● Objective
Go through the records and extract every line with the word "Potential".

● Supplied entries
···

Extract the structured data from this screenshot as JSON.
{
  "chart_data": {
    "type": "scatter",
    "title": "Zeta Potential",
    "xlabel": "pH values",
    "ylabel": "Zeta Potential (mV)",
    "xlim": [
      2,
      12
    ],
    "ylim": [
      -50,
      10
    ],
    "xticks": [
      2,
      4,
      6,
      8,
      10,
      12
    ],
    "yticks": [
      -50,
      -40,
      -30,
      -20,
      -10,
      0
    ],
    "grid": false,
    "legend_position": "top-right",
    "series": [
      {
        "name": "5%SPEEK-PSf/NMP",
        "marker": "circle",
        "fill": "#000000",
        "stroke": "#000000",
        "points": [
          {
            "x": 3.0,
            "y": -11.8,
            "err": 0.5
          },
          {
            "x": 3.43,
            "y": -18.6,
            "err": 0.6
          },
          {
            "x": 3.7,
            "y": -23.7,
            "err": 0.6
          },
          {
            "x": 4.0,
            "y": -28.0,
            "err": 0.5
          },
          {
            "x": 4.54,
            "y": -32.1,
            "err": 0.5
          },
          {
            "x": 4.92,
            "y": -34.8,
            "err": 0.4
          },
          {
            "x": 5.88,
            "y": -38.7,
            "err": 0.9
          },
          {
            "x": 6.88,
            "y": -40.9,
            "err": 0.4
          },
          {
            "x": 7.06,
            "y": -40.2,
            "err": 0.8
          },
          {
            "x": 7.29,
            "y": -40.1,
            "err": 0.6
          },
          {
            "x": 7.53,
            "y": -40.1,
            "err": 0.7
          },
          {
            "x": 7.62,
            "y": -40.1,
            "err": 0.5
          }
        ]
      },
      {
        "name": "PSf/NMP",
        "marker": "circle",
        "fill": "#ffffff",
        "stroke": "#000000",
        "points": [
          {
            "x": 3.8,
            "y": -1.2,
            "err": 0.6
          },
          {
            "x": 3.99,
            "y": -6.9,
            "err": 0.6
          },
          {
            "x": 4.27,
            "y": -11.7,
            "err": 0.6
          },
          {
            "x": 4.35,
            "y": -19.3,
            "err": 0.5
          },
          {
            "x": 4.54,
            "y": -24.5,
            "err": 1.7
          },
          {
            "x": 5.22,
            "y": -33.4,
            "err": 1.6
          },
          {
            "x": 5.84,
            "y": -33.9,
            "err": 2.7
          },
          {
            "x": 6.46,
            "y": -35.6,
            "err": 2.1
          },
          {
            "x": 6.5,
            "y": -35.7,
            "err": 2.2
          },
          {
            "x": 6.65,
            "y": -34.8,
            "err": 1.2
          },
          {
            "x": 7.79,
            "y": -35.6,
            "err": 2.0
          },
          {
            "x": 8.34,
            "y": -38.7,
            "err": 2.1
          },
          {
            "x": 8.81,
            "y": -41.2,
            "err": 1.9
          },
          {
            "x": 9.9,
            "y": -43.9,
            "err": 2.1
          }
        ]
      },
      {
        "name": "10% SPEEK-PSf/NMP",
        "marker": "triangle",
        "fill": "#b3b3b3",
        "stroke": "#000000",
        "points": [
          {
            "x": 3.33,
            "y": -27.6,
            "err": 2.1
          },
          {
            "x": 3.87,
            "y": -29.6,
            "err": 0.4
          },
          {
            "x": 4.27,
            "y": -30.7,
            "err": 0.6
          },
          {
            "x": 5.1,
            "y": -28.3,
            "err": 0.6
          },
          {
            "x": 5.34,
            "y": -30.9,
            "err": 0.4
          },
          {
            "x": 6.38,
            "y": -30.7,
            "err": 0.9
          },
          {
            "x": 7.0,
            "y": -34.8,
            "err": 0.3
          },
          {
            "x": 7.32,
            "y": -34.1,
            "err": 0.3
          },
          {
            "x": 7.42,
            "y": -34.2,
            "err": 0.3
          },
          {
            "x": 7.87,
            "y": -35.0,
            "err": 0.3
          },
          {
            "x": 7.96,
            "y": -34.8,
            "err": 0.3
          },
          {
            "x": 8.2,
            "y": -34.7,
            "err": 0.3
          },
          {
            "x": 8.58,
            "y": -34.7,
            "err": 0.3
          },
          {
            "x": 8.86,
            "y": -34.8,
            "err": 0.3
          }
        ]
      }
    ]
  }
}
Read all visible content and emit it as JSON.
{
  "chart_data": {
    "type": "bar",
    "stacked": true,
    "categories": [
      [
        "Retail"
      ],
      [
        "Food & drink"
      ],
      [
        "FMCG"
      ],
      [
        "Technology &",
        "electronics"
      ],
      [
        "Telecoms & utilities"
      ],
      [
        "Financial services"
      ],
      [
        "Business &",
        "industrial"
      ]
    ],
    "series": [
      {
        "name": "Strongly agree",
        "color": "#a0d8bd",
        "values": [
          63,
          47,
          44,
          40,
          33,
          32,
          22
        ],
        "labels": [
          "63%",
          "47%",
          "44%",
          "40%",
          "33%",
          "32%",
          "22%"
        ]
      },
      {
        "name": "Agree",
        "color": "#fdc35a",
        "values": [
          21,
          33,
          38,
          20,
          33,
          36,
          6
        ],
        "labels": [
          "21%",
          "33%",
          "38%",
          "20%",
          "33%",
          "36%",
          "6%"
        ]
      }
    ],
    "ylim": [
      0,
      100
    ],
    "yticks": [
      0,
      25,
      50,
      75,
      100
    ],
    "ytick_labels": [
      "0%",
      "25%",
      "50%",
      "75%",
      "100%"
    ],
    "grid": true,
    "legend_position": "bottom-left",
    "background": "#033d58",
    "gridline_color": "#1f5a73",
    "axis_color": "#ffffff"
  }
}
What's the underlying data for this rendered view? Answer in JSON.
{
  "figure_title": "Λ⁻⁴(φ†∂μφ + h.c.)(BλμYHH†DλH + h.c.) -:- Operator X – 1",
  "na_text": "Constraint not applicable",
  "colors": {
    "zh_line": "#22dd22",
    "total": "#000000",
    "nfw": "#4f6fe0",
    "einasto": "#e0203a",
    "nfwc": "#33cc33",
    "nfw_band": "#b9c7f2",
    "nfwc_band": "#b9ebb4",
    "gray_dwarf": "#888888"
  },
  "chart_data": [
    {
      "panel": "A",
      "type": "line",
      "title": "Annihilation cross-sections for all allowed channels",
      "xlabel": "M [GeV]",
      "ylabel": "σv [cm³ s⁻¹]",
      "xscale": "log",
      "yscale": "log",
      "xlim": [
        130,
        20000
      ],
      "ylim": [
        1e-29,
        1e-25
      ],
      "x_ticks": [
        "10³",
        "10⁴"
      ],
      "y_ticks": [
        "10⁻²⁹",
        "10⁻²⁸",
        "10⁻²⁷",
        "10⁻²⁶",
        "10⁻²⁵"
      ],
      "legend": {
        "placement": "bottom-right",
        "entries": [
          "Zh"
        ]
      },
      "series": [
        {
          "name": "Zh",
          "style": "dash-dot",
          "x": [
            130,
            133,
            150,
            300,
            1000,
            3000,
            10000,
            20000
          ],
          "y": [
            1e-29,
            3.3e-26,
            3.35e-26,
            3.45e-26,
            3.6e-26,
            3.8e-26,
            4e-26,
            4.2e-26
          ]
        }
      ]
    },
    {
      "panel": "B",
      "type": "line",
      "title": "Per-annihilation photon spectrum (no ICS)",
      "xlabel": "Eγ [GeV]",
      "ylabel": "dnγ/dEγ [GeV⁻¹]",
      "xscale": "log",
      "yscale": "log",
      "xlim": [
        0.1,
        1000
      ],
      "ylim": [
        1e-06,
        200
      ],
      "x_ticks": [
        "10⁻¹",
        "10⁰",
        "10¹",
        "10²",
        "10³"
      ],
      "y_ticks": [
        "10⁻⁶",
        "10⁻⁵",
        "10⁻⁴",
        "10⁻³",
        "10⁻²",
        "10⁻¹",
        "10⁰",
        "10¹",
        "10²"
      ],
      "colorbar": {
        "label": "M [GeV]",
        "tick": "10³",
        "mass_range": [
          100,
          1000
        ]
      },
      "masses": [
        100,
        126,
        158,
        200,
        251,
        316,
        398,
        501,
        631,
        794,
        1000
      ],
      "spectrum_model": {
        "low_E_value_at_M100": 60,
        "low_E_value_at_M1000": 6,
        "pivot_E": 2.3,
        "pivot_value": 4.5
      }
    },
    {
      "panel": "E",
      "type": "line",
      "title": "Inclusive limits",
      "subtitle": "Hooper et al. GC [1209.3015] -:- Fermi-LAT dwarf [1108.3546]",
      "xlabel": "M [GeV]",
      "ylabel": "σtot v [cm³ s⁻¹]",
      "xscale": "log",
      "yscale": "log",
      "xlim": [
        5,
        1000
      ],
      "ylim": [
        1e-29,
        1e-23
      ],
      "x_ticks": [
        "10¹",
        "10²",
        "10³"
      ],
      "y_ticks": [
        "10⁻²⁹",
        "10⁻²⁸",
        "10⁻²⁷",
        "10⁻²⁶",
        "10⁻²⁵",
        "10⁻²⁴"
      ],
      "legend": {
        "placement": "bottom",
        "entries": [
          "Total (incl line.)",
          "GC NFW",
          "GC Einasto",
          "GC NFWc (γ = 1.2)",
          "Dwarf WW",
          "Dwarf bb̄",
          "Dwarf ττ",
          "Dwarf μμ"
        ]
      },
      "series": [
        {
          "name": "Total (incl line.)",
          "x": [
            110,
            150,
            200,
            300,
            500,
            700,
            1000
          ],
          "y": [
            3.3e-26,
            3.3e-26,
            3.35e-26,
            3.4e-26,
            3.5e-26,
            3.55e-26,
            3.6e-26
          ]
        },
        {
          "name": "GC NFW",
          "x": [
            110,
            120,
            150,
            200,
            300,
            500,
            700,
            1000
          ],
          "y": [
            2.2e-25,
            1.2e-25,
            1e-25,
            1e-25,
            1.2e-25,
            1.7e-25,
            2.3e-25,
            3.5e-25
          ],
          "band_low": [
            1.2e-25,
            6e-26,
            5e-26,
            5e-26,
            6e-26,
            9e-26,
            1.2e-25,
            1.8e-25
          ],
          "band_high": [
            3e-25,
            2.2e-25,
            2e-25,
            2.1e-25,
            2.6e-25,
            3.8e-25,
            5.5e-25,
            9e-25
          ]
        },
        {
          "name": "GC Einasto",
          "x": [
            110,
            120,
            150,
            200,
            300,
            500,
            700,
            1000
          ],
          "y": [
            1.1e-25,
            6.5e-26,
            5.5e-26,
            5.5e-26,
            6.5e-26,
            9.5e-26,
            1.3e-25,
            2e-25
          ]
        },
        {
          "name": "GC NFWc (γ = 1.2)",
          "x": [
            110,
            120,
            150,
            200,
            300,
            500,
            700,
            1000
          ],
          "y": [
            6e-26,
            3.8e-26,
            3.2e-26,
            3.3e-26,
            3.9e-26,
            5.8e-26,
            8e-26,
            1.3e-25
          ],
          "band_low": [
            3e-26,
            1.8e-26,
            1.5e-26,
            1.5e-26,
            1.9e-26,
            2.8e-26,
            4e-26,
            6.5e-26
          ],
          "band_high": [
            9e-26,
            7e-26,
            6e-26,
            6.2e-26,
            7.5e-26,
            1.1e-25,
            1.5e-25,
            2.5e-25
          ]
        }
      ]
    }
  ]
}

···

● Answer to this problem
    "title": "Zeta Potential",
    "ylabel": "Zeta Potential (mV)",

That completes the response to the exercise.